Data lines:
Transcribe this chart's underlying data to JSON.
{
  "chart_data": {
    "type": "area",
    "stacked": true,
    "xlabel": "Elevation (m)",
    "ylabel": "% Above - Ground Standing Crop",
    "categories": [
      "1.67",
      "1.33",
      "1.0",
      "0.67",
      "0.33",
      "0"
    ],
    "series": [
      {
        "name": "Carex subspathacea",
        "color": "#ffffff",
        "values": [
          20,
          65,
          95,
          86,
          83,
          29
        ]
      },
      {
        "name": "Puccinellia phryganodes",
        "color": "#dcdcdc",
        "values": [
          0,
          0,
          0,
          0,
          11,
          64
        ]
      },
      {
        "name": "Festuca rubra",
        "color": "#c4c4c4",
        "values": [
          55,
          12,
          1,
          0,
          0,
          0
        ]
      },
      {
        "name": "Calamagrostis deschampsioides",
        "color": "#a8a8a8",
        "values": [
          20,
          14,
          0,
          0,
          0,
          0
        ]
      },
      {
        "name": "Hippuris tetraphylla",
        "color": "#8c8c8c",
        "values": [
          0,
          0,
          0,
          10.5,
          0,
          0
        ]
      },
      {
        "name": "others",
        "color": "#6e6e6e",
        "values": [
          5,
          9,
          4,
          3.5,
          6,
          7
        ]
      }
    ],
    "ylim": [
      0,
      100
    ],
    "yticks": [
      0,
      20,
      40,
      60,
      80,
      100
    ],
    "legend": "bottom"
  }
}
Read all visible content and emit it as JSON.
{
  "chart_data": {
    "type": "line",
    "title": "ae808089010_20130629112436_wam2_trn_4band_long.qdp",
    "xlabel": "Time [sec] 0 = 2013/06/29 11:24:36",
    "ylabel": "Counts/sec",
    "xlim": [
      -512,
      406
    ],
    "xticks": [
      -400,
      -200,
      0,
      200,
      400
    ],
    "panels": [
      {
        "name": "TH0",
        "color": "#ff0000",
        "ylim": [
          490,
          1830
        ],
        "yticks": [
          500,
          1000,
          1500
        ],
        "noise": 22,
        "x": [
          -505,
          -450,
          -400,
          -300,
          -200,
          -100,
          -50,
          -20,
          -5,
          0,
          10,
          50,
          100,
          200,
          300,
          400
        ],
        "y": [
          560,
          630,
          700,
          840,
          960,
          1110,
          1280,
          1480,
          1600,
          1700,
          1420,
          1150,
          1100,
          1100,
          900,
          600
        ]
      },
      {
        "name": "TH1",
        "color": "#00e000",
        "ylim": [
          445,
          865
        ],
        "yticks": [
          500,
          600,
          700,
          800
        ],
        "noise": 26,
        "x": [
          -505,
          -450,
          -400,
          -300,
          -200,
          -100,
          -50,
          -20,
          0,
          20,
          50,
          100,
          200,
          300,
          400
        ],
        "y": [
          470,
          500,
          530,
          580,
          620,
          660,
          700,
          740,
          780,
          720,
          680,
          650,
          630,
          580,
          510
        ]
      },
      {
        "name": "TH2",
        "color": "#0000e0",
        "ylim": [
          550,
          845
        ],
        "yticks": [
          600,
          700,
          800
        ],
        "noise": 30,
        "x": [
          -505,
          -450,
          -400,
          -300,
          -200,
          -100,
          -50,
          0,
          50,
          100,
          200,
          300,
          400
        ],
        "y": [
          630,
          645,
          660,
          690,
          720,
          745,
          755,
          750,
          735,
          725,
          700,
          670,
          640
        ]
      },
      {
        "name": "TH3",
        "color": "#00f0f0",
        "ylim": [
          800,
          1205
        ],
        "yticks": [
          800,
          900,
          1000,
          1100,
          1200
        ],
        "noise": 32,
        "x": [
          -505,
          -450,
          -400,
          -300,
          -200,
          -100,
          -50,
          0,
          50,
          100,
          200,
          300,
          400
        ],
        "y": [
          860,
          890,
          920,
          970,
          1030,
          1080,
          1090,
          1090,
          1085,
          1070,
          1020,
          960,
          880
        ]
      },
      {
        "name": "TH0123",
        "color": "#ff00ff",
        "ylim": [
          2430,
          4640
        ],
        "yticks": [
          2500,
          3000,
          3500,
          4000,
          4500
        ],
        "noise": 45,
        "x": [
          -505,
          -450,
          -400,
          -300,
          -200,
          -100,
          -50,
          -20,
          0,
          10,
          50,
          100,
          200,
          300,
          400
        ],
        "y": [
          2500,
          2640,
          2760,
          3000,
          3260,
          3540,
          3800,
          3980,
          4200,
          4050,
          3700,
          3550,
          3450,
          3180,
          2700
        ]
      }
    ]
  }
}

Brief:
Copy all lines in the listing above where the string "xlabel" appears.

Final result:
    "xlabel": "Elevation (m)",
    "xlabel": "Time [sec] 0 = 2013/06/29 11:24:36",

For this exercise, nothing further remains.